DATA PROVIDED ->
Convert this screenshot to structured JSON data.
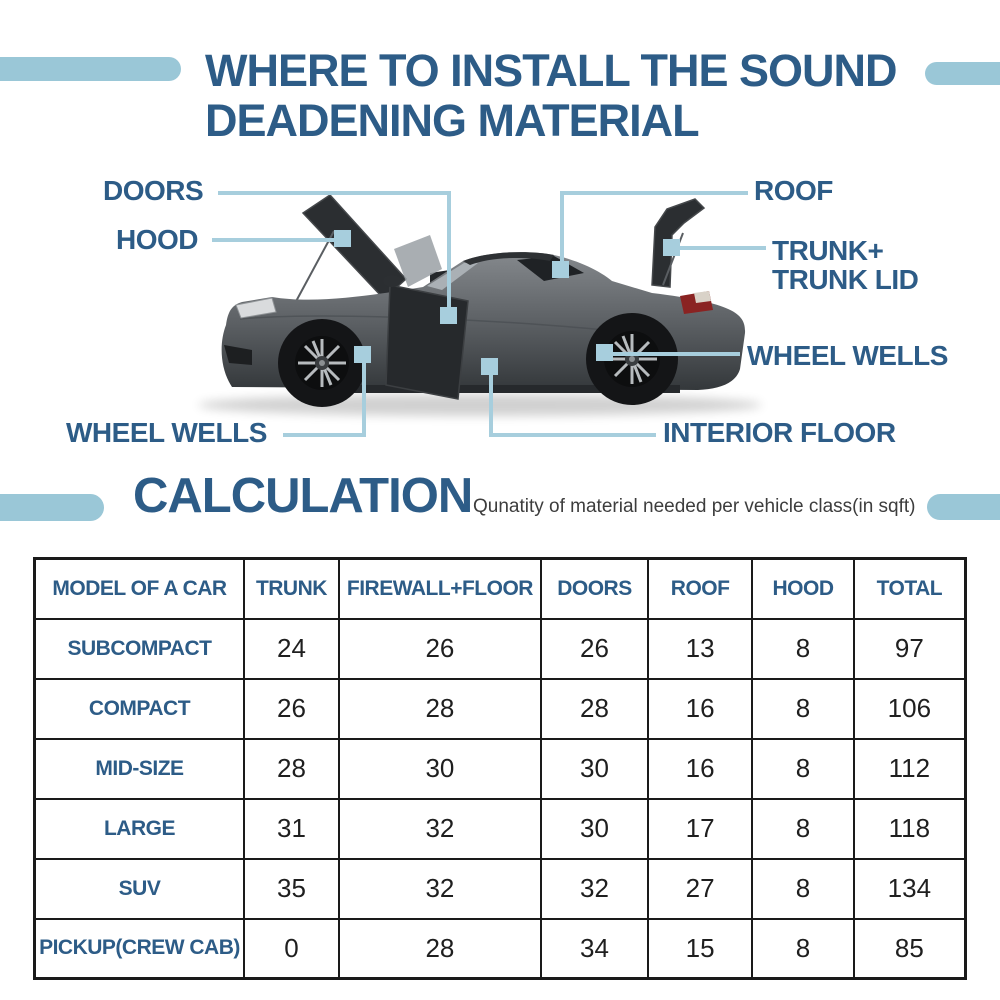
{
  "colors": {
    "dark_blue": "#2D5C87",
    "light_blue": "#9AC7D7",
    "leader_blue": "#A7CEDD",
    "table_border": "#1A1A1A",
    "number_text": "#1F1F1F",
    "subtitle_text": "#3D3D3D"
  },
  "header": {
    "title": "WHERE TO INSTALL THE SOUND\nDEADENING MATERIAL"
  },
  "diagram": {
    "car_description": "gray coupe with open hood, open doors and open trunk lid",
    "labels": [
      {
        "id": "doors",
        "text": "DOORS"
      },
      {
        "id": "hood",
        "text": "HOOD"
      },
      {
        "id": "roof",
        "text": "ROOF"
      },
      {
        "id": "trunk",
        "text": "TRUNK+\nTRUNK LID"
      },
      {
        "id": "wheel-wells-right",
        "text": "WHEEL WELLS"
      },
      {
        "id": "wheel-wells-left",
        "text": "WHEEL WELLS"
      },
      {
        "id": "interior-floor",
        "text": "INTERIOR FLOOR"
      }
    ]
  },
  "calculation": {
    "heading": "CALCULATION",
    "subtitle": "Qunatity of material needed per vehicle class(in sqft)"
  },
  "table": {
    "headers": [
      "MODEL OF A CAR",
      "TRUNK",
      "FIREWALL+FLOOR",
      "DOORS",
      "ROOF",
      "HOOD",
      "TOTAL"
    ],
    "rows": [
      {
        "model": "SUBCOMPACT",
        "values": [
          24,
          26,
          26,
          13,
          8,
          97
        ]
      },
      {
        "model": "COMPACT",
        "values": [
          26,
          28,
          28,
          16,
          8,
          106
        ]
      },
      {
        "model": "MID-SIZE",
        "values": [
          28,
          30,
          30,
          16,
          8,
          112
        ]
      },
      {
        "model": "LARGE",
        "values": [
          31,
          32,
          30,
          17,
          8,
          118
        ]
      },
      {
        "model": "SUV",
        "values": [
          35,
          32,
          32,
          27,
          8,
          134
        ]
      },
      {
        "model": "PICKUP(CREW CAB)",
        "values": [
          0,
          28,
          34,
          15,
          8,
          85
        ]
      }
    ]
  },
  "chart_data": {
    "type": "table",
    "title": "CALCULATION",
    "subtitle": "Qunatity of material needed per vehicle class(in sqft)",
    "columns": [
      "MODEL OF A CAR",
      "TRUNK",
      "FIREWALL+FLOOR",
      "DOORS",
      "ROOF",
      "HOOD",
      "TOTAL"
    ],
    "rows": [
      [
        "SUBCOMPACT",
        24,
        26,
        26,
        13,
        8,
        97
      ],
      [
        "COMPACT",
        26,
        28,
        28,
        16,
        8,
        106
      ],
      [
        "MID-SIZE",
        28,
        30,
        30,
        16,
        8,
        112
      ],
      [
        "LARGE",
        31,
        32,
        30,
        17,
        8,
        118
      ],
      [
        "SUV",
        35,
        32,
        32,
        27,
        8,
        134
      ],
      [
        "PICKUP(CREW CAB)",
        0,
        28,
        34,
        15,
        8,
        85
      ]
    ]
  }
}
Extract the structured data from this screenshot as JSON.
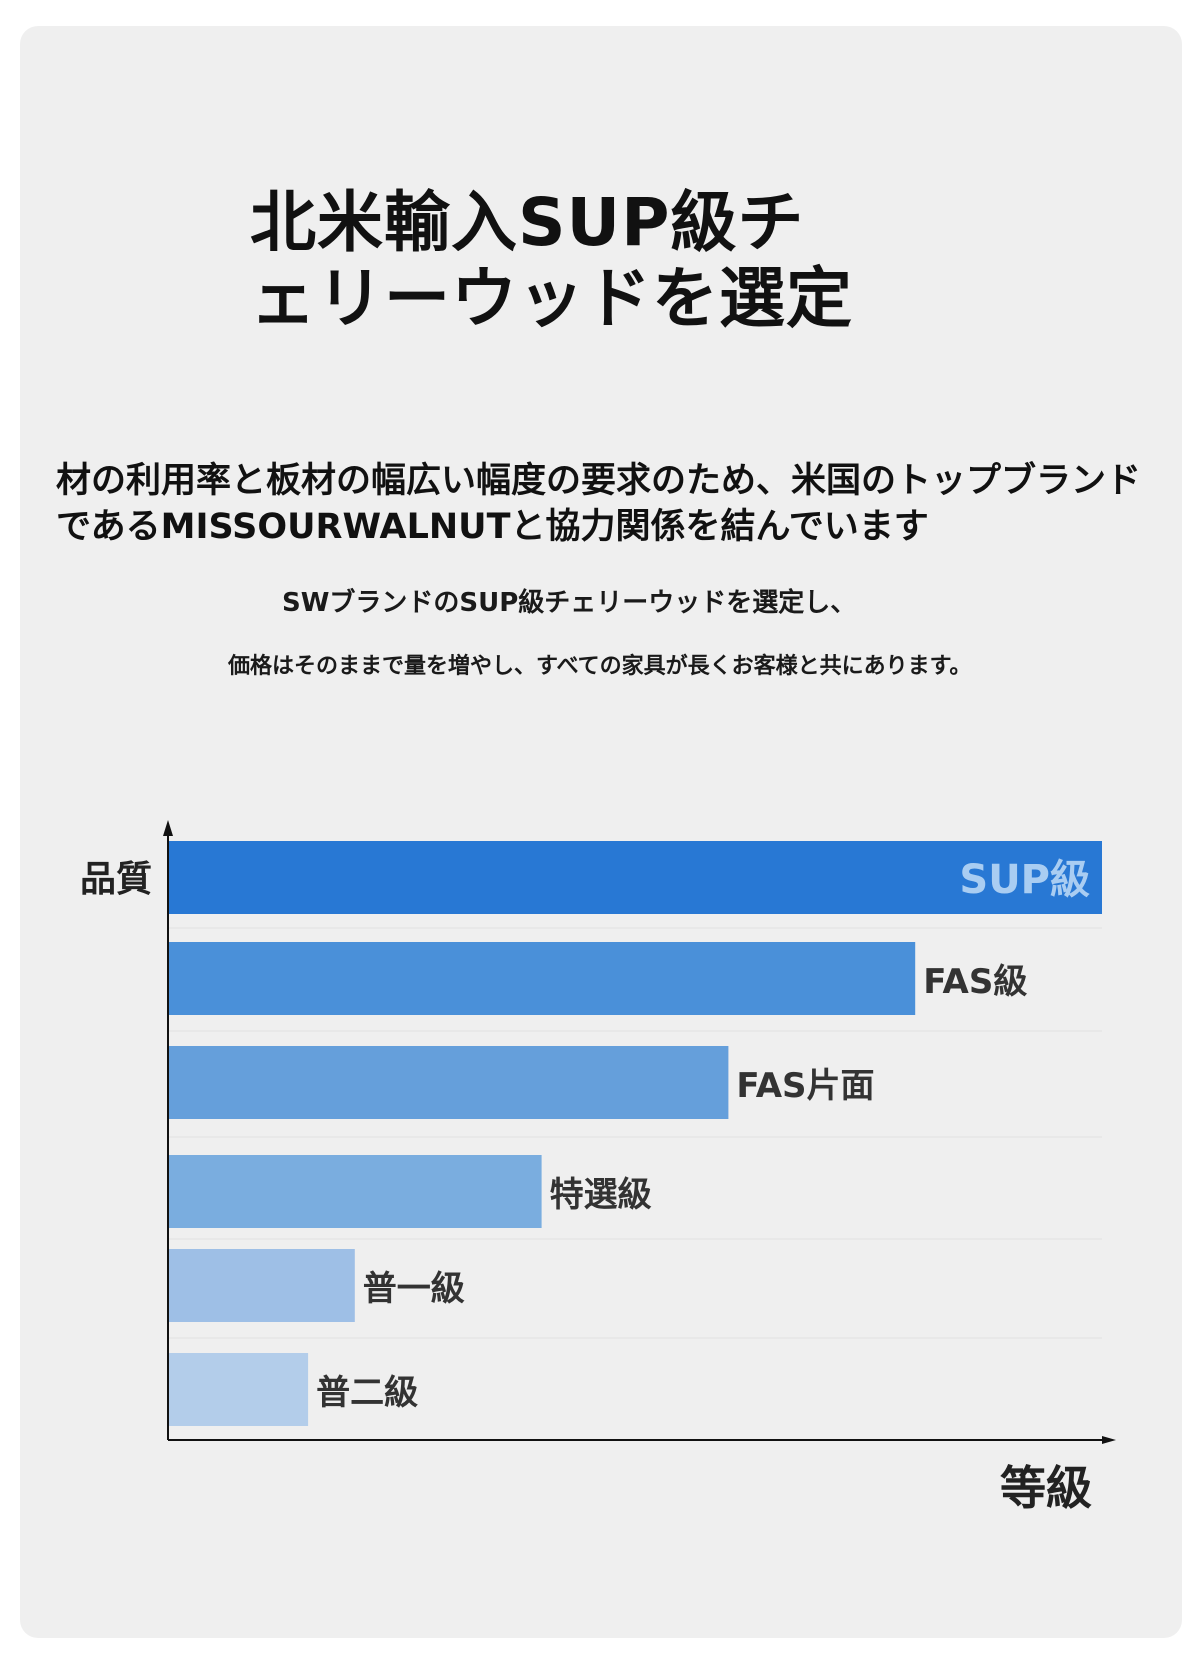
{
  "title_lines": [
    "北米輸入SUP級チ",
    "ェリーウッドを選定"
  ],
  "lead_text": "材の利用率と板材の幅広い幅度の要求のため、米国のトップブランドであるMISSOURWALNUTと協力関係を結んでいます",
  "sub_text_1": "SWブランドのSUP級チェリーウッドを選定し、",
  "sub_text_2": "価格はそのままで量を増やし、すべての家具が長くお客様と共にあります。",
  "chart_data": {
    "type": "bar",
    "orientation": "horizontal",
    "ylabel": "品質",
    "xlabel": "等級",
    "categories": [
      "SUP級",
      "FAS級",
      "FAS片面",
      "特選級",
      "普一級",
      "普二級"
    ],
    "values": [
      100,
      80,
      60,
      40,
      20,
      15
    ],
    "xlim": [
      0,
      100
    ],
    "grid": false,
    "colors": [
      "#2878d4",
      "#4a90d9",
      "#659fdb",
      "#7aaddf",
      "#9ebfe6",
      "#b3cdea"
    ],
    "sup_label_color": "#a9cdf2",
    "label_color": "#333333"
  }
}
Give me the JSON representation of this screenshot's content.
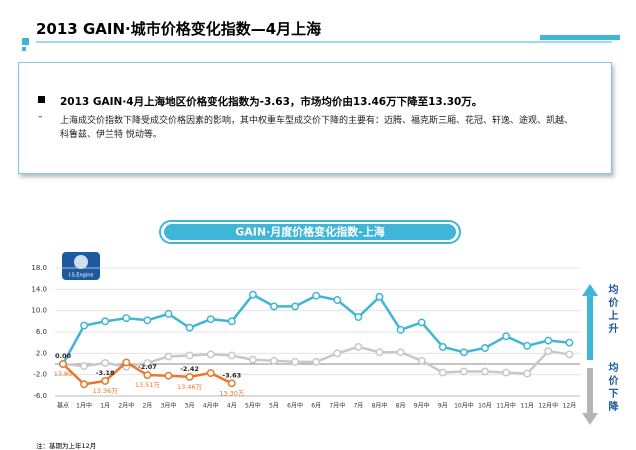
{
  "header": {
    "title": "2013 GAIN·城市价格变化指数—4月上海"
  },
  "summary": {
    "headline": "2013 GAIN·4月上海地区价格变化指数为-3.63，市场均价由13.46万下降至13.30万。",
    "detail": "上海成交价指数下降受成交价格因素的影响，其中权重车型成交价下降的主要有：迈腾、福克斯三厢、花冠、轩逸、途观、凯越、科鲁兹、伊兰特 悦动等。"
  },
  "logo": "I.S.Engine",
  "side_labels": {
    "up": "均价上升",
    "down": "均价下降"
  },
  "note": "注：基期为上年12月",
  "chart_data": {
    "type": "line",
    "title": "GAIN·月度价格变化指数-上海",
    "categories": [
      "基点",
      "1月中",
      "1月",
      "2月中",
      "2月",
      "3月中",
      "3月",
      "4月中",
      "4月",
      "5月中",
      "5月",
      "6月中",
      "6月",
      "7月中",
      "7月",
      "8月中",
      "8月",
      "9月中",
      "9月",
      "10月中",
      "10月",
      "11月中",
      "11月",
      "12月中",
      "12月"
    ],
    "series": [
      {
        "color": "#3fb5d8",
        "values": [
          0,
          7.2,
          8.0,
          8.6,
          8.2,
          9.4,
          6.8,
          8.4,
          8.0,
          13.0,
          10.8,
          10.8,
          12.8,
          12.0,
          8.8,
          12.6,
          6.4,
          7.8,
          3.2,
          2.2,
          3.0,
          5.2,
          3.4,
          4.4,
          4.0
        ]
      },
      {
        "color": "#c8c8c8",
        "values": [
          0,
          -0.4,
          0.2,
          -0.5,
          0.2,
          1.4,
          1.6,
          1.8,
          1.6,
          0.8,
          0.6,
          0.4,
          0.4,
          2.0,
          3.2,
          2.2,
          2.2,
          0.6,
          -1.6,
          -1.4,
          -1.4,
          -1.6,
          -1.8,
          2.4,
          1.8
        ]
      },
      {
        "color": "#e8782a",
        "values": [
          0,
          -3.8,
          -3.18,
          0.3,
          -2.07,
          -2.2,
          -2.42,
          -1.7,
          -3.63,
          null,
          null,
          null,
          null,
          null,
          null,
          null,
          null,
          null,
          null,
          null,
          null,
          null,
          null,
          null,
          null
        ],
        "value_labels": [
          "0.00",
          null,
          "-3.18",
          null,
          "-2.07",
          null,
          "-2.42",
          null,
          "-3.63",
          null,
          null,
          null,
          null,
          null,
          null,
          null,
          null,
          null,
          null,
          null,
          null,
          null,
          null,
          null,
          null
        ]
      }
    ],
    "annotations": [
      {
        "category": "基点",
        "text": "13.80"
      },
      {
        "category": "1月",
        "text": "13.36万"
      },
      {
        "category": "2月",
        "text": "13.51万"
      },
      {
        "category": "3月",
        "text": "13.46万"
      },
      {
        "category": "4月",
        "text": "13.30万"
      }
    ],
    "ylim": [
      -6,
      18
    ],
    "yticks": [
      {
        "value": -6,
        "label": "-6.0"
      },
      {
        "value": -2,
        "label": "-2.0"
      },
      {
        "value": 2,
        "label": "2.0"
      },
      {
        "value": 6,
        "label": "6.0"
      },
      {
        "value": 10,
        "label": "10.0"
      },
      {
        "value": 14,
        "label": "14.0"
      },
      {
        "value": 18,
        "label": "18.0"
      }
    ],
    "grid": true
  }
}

WHAT YOU HAVE TO DO -> Are you able to set down all the lines above exactly, without any pictures?

SOLUTION TO THIS TASK ->
Convert this screenshot to structured JSON data.
{
  "colors": {
    "dark_blue": "#2D5C87",
    "light_blue": "#9AC7D7",
    "leader_blue": "#A7CEDD",
    "table_border": "#1A1A1A",
    "number_text": "#1F1F1F",
    "subtitle_text": "#3D3D3D"
  },
  "header": {
    "title": "WHERE TO INSTALL THE SOUND\nDEADENING MATERIAL"
  },
  "diagram": {
    "car_description": "gray coupe with open hood, open doors and open trunk lid",
    "labels": [
      {
        "id": "doors",
        "text": "DOORS"
      },
      {
        "id": "hood",
        "text": "HOOD"
      },
      {
        "id": "roof",
        "text": "ROOF"
      },
      {
        "id": "trunk",
        "text": "TRUNK+\nTRUNK LID"
      },
      {
        "id": "wheel-wells-right",
        "text": "WHEEL WELLS"
      },
      {
        "id": "wheel-wells-left",
        "text": "WHEEL WELLS"
      },
      {
        "id": "interior-floor",
        "text": "INTERIOR FLOOR"
      }
    ]
  },
  "calculation": {
    "heading": "CALCULATION",
    "subtitle": "Qunatity of material needed per vehicle class(in sqft)"
  },
  "table": {
    "headers": [
      "MODEL OF A CAR",
      "TRUNK",
      "FIREWALL+FLOOR",
      "DOORS",
      "ROOF",
      "HOOD",
      "TOTAL"
    ],
    "rows": [
      {
        "model": "SUBCOMPACT",
        "values": [
          24,
          26,
          26,
          13,
          8,
          97
        ]
      },
      {
        "model": "COMPACT",
        "values": [
          26,
          28,
          28,
          16,
          8,
          106
        ]
      },
      {
        "model": "MID-SIZE",
        "values": [
          28,
          30,
          30,
          16,
          8,
          112
        ]
      },
      {
        "model": "LARGE",
        "values": [
          31,
          32,
          30,
          17,
          8,
          118
        ]
      },
      {
        "model": "SUV",
        "values": [
          35,
          32,
          32,
          27,
          8,
          134
        ]
      },
      {
        "model": "PICKUP(CREW CAB)",
        "values": [
          0,
          28,
          34,
          15,
          8,
          85
        ]
      }
    ]
  },
  "chart_data": {
    "type": "table",
    "title": "CALCULATION",
    "subtitle": "Qunatity of material needed per vehicle class(in sqft)",
    "columns": [
      "MODEL OF A CAR",
      "TRUNK",
      "FIREWALL+FLOOR",
      "DOORS",
      "ROOF",
      "HOOD",
      "TOTAL"
    ],
    "rows": [
      [
        "SUBCOMPACT",
        24,
        26,
        26,
        13,
        8,
        97
      ],
      [
        "COMPACT",
        26,
        28,
        28,
        16,
        8,
        106
      ],
      [
        "MID-SIZE",
        28,
        30,
        30,
        16,
        8,
        112
      ],
      [
        "LARGE",
        31,
        32,
        30,
        17,
        8,
        118
      ],
      [
        "SUV",
        35,
        32,
        32,
        27,
        8,
        134
      ],
      [
        "PICKUP(CREW CAB)",
        0,
        28,
        34,
        15,
        8,
        85
      ]
    ]
  }
}
Extract the structured data from this screenshot as JSON.
{
  "title_lines": [
    "北米輸入SUP級チ",
    "ェリーウッドを選定"
  ],
  "lead_text": "材の利用率と板材の幅広い幅度の要求のため、米国のトップブランドであるMISSOURWALNUTと協力関係を結んでいます",
  "sub_text_1": "SWブランドのSUP級チェリーウッドを選定し、",
  "sub_text_2": "価格はそのままで量を増やし、すべての家具が長くお客様と共にあります。",
  "chart_data": {
    "type": "bar",
    "orientation": "horizontal",
    "ylabel": "品質",
    "xlabel": "等級",
    "categories": [
      "SUP級",
      "FAS級",
      "FAS片面",
      "特選級",
      "普一級",
      "普二級"
    ],
    "values": [
      100,
      80,
      60,
      40,
      20,
      15
    ],
    "xlim": [
      0,
      100
    ],
    "grid": false,
    "colors": [
      "#2878d4",
      "#4a90d9",
      "#659fdb",
      "#7aaddf",
      "#9ebfe6",
      "#b3cdea"
    ],
    "sup_label_color": "#a9cdf2",
    "label_color": "#333333"
  }
}
Give me the JSON representation of this screenshot's content.
{
  "header": {
    "title": "2013 GAIN·城市价格变化指数—4月上海"
  },
  "summary": {
    "headline": "2013 GAIN·4月上海地区价格变化指数为-3.63，市场均价由13.46万下降至13.30万。",
    "detail": "上海成交价指数下降受成交价格因素的影响，其中权重车型成交价下降的主要有：迈腾、福克斯三厢、花冠、轩逸、途观、凯越、科鲁兹、伊兰特 悦动等。"
  },
  "logo": "I.S.Engine",
  "side_labels": {
    "up": "均价上升",
    "down": "均价下降"
  },
  "note": "注：基期为上年12月",
  "chart_data": {
    "type": "line",
    "title": "GAIN·月度价格变化指数-上海",
    "categories": [
      "基点",
      "1月中",
      "1月",
      "2月中",
      "2月",
      "3月中",
      "3月",
      "4月中",
      "4月",
      "5月中",
      "5月",
      "6月中",
      "6月",
      "7月中",
      "7月",
      "8月中",
      "8月",
      "9月中",
      "9月",
      "10月中",
      "10月",
      "11月中",
      "11月",
      "12月中",
      "12月"
    ],
    "series": [
      {
        "color": "#3fb5d8",
        "values": [
          0,
          7.2,
          8.0,
          8.6,
          8.2,
          9.4,
          6.8,
          8.4,
          8.0,
          13.0,
          10.8,
          10.8,
          12.8,
          12.0,
          8.8,
          12.6,
          6.4,
          7.8,
          3.2,
          2.2,
          3.0,
          5.2,
          3.4,
          4.4,
          4.0
        ]
      },
      {
        "color": "#c8c8c8",
        "values": [
          0,
          -0.4,
          0.2,
          -0.5,
          0.2,
          1.4,
          1.6,
          1.8,
          1.6,
          0.8,
          0.6,
          0.4,
          0.4,
          2.0,
          3.2,
          2.2,
          2.2,
          0.6,
          -1.6,
          -1.4,
          -1.4,
          -1.6,
          -1.8,
          2.4,
          1.8
        ]
      },
      {
        "color": "#e8782a",
        "values": [
          0,
          -3.8,
          -3.18,
          0.3,
          -2.07,
          -2.2,
          -2.42,
          -1.7,
          -3.63,
          null,
          null,
          null,
          null,
          null,
          null,
          null,
          null,
          null,
          null,
          null,
          null,
          null,
          null,
          null,
          null
        ],
        "value_labels": [
          "0.00",
          null,
          "-3.18",
          null,
          "-2.07",
          null,
          "-2.42",
          null,
          "-3.63",
          null,
          null,
          null,
          null,
          null,
          null,
          null,
          null,
          null,
          null,
          null,
          null,
          null,
          null,
          null,
          null
        ]
      }
    ],
    "annotations": [
      {
        "category": "基点",
        "text": "13.80"
      },
      {
        "category": "1月",
        "text": "13.36万"
      },
      {
        "category": "2月",
        "text": "13.51万"
      },
      {
        "category": "3月",
        "text": "13.46万"
      },
      {
        "category": "4月",
        "text": "13.30万"
      }
    ],
    "ylim": [
      -6,
      18
    ],
    "yticks": [
      {
        "value": -6,
        "label": "-6.0"
      },
      {
        "value": -2,
        "label": "-2.0"
      },
      {
        "value": 2,
        "label": "2.0"
      },
      {
        "value": 6,
        "label": "6.0"
      },
      {
        "value": 10,
        "label": "10.0"
      },
      {
        "value": 14,
        "label": "14.0"
      },
      {
        "value": 18,
        "label": "18.0"
      }
    ],
    "grid": true
  }
}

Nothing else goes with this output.